— Begin EXTRACTED RECORDS —
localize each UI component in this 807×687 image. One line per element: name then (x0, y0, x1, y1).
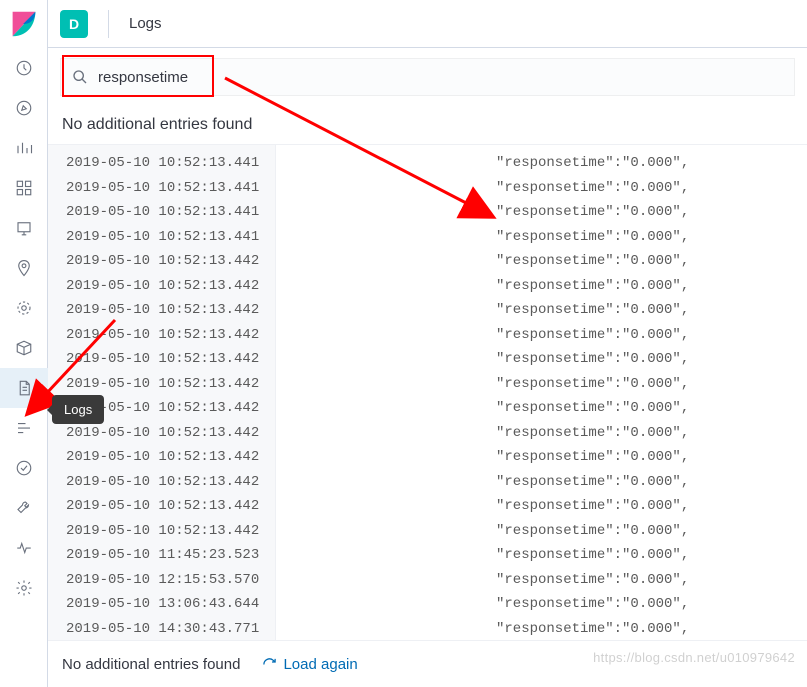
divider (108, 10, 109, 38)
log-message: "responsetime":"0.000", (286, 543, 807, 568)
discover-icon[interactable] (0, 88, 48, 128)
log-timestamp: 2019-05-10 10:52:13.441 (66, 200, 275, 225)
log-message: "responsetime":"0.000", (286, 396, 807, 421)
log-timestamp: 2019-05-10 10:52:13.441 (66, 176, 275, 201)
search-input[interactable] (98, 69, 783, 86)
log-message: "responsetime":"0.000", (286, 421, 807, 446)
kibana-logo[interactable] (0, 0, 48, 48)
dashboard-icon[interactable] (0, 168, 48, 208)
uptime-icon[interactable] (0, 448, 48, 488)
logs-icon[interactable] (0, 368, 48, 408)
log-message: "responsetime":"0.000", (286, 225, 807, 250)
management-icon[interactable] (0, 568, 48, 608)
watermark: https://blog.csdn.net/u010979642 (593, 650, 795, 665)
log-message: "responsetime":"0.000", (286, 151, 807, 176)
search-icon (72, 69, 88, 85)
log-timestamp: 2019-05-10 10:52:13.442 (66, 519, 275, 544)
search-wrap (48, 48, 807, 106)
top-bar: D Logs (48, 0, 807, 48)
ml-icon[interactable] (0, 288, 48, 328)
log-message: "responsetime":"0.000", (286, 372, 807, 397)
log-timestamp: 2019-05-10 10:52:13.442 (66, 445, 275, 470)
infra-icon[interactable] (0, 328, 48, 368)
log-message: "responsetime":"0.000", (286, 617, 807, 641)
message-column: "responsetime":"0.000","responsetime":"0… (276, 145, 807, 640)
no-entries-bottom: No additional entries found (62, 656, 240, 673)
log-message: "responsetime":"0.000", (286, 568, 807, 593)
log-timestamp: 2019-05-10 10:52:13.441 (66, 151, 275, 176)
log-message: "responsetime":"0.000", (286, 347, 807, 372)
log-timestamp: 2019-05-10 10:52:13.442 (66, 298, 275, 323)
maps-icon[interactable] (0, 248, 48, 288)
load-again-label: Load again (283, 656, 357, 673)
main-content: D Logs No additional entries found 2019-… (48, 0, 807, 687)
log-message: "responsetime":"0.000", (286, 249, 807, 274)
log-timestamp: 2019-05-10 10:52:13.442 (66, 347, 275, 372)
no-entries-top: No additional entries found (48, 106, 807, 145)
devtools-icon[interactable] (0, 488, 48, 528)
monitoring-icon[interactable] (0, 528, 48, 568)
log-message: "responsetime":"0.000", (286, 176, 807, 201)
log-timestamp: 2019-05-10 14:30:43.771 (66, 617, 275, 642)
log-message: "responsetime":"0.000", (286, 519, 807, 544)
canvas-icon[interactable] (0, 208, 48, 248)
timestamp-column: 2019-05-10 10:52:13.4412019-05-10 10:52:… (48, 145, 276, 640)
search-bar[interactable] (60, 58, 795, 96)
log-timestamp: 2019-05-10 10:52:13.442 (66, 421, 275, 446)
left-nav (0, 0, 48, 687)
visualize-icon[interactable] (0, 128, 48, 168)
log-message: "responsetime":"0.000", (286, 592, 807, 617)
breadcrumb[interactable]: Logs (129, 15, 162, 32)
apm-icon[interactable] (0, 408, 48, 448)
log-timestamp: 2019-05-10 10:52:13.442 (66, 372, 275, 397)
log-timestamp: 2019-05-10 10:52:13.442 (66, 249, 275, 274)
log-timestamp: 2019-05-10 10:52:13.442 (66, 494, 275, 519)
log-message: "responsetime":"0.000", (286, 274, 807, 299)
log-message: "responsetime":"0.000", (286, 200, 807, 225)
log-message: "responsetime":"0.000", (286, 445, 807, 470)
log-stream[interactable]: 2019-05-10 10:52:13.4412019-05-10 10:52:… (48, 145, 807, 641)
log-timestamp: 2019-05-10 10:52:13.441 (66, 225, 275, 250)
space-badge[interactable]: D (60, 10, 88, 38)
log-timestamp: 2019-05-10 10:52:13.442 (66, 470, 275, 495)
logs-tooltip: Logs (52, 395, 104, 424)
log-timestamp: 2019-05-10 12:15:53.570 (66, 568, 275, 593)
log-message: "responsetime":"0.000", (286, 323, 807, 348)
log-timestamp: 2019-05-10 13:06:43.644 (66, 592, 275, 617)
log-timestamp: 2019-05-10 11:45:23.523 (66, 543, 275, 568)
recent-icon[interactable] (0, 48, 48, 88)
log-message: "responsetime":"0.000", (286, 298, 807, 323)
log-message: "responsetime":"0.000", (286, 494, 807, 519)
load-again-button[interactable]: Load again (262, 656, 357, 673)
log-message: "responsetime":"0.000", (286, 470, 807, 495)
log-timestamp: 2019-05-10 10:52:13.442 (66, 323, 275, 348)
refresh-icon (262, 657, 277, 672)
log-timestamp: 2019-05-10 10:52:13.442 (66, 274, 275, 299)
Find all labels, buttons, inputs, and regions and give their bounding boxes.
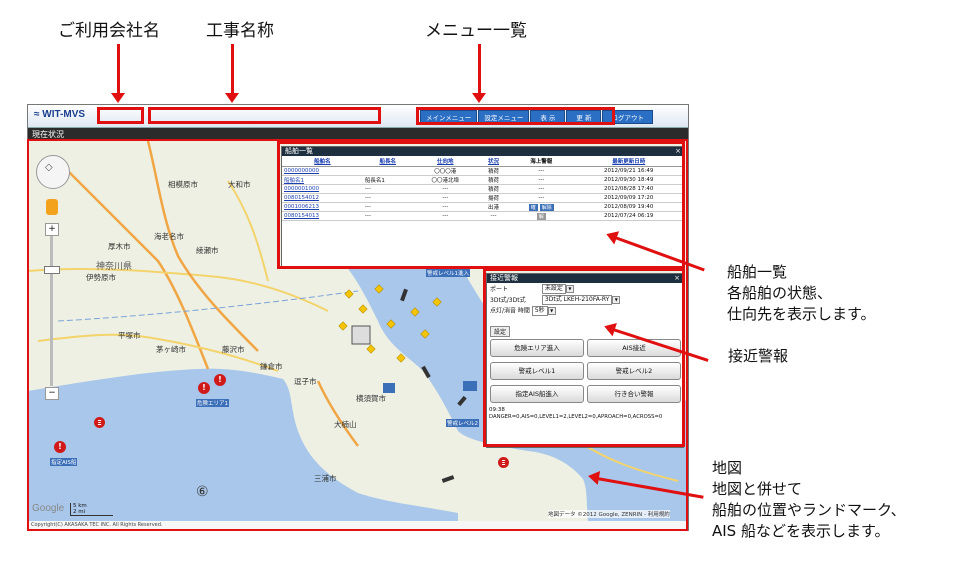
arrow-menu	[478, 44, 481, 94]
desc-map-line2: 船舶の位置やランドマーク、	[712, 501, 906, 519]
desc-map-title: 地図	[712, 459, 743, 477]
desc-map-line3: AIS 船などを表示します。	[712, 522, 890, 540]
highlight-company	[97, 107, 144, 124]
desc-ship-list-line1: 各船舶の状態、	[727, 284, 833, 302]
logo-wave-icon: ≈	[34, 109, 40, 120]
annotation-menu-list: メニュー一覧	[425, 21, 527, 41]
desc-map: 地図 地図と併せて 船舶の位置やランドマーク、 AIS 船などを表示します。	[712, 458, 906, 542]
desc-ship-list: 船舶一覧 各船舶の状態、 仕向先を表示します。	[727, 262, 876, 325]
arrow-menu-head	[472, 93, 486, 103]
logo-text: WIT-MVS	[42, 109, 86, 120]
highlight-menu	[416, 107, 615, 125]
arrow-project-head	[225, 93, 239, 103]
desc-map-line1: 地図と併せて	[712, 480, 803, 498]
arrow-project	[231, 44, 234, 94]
— End EXTRACTED RECORDS —
DO THIS: Turn every line of the records into a Markdown table with the columns Row and Line, numbering the rows and skipping blank lines. Omit the pictures from the answer.

SOLUTION FOR THIS EXERCISE:
| Row | Line |
|---|---|
| 1 | localize each UI component in this 807×687 image. One line per element: name then (x0, y0, x1, y1). |
| 2 | divider (108, 10, 109, 38) |
| 3 | log-message: "responsetime":"0.000", (286, 543, 807, 568) |
| 4 | discover-icon[interactable] (0, 88, 48, 128) |
| 5 | log-timestamp: 2019-05-10 10:52:13.441 (66, 200, 275, 225) |
| 6 | log-message: "responsetime":"0.000", (286, 396, 807, 421) |
| 7 | log-timestamp: 2019-05-10 10:52:13.441 (66, 176, 275, 201) |
| 8 | search-input[interactable] (98, 69, 783, 86) |
| 9 | log-message: "responsetime":"0.000", (286, 421, 807, 446) |
| 10 | kibana-logo[interactable] (0, 0, 48, 48) |
| 11 | dashboard-icon[interactable] (0, 168, 48, 208) |
| 12 | uptime-icon[interactable] (0, 448, 48, 488) |
| 13 | logs-icon[interactable] (0, 368, 48, 408) |
| 14 | log-message: "responsetime":"0.000", (286, 225, 807, 250) |
| 15 | management-icon[interactable] (0, 568, 48, 608) |
| 16 | watermark: https://blog.csdn.net/u010979642 (593, 650, 795, 665) |
| 17 | log-message: "responsetime":"0.000", (286, 151, 807, 176) |
| 18 | search-icon (72, 69, 88, 85) |
| 19 | log-timestamp: 2019-05-10 10:52:13.442 (66, 519, 275, 544) |
| 20 | search-wrap (48, 48, 807, 106) |
| 21 | top-bar: D Logs (48, 0, 807, 48) |
| 22 | ml-icon[interactable] (0, 288, 48, 328) |
| 23 | log-message: "responsetime":"0.000", (286, 372, 807, 397) |
| 24 | log-timestamp: 2019-05-10 10:52:13.442 (66, 445, 275, 470) |
| 25 | infra-icon[interactable] (0, 328, 48, 368) |
| 26 | log-message: "responsetime":"0.000", (286, 617, 807, 641) |
| 27 | message-column: "responsetime":"0.000","responsetime":"0… (276, 145, 807, 640) |
| 28 | no-entries-bottom: No additional entries found (62, 656, 240, 673) |
| 29 | log-message: "responsetime":"0.000", (286, 568, 807, 593) |
| 30 | log-timestamp: 2019-05-10 10:52:13.441 (66, 151, 275, 176) |
| 31 | log-message: "responsetime":"0.000", (286, 347, 807, 372) |
| 32 | log-timestamp: 2019-05-10 10:52:13.442 (66, 298, 275, 323) |
| 33 | maps-icon[interactable] (0, 248, 48, 288) |
| 34 | load-again-label: Load again (283, 656, 357, 673) |
| 35 | main-content: D Logs No additional entries found 2019-… (48, 0, 807, 687) |
| 36 | log-message: "responsetime":"0.000", (286, 249, 807, 274) |
| 37 | log-timestamp: 2019-05-10 10:52:13.442 (66, 347, 275, 372) |
| 38 | no-entries-top: No additional entries found (48, 106, 807, 145) |
| 39 | devtools-icon[interactable] (0, 488, 48, 528) |
| 40 | monitoring-icon[interactable] (0, 528, 48, 568) |
| 41 | log-message: "responsetime":"0.000", (286, 176, 807, 201) |
| 42 | log-timestamp: 2019-05-10 14:30:43.771 (66, 617, 275, 642) |
| 43 | log-message: "responsetime":"0.000", (286, 519, 807, 544) |
| 44 | canvas-icon[interactable] (0, 208, 48, 248) |
| 45 | timestamp-column: 2019-05-10 10:52:13.4412019-05-10 10:52:… (48, 145, 276, 640) |
| 46 | search-bar[interactable] (60, 58, 795, 96) |
| 47 | log-timestamp: 2019-05-10 10:52:13.442 (66, 421, 275, 446) |
| 48 | left-nav (0, 0, 48, 687) |
| 49 | visualize-icon[interactable] (0, 128, 48, 168) |
| 50 | log-message: "responsetime":"0.000", (286, 592, 807, 617) |
| 51 | breadcrumb[interactable]: Logs (129, 15, 162, 32) |
| 52 | apm-icon[interactable] (0, 408, 48, 448) |
| 53 | log-timestamp: 2019-05-10 10:52:13.442 (66, 372, 275, 397) |
| 54 | log-timestamp: 2019-05-10 10:52:13.442 (66, 249, 275, 274) |
| 55 | log-timestamp: 2019-05-10 10:52:13.442 (66, 494, 275, 519) |
| 56 | log-message: "responsetime":"0.000", (286, 274, 807, 299) |
| 57 | log-message: "responsetime":"0.000", (286, 200, 807, 225) |
| 58 | log-message: "responsetime":"0.000", (286, 445, 807, 470) |
| 59 | log-stream[interactable]: 2019-05-10 10:52:13.4412019-05-10 10:52:… (48, 145, 807, 641) |
| 60 | log-timestamp: 2019-05-10 10:52:13.441 (66, 225, 275, 250) |
| 61 | space-badge[interactable]: D (60, 10, 88, 38) |
| 62 | log-timestamp: 2019-05-10 10:52:13.442 (66, 470, 275, 495) |
| 63 | logs-tooltip: Logs (52, 395, 104, 424) |
| 64 | log-timestamp: 2019-05-10 12:15:53.570 (66, 568, 275, 593) |
| 65 | log-message: "responsetime":"0.000", (286, 323, 807, 348) |
| 66 | log-timestamp: 2019-05-10 13:06:43.644 (66, 592, 275, 617) |
| 67 | log-timestamp: 2019-05-10 11:45:23.523 (66, 543, 275, 568) |
| 68 | recent-icon[interactable] (0, 48, 48, 88) |
| 69 | log-message: "responsetime":"0.000", (286, 298, 807, 323) |
| 70 | log-message: "responsetime":"0.000", (286, 494, 807, 519) |
| 71 | load-again-button[interactable]: Load again (262, 656, 357, 673) |
| 72 | log-message: "responsetime":"0.000", (286, 470, 807, 495) |
| 73 | log-timestamp: 2019-05-10 10:52:13.442 (66, 323, 275, 348) |
| 74 | refresh-icon (262, 657, 277, 672) |
| 75 | log-timestamp: 2019-05-10 10:52:13.442 (66, 274, 275, 299) |
| 76 | Find all labels, buttons, inputs, and regions and give their bounding boxes. |
| 77 | arrow-menu	[478, 44, 481, 94] |
| 78 | desc-map-line2: 船舶の位置やランドマーク、	[712, 501, 906, 519] |
| 79 | desc-map-title: 地図	[712, 459, 743, 477] |
| 80 | desc-map-line3: AIS 船などを表示します。	[712, 522, 890, 540] |
| 81 | highlight-company	[97, 107, 144, 124] |
| 82 | desc-ship-list-line1: 各船舶の状態、	[727, 284, 833, 302] |
| 83 | logo-wave-icon: ≈	[34, 109, 40, 120] |
| 84 | annotation-menu-list: メニュー一覧	[425, 21, 527, 41] |
| 85 | desc-map: 地図 地図と併せて 船舶の位置やランドマーク、 AIS 船などを表示します。	[712, 458, 906, 542] |
| 86 | desc-ship-list: 船舶一覧 各船舶の状態、 仕向先を表示します。	[727, 262, 876, 325] |
| 87 | arrow-menu-head	[472, 93, 486, 103] |
| 88 | logo-text: WIT-MVS	[42, 109, 86, 120] |
| 89 | highlight-menu	[416, 107, 615, 125] |
| 90 | arrow-project-head	[225, 93, 239, 103] |
| 91 | desc-map-line1: 地図と併せて	[712, 480, 803, 498] |
| 92 | arrow-project	[231, 44, 234, 94] |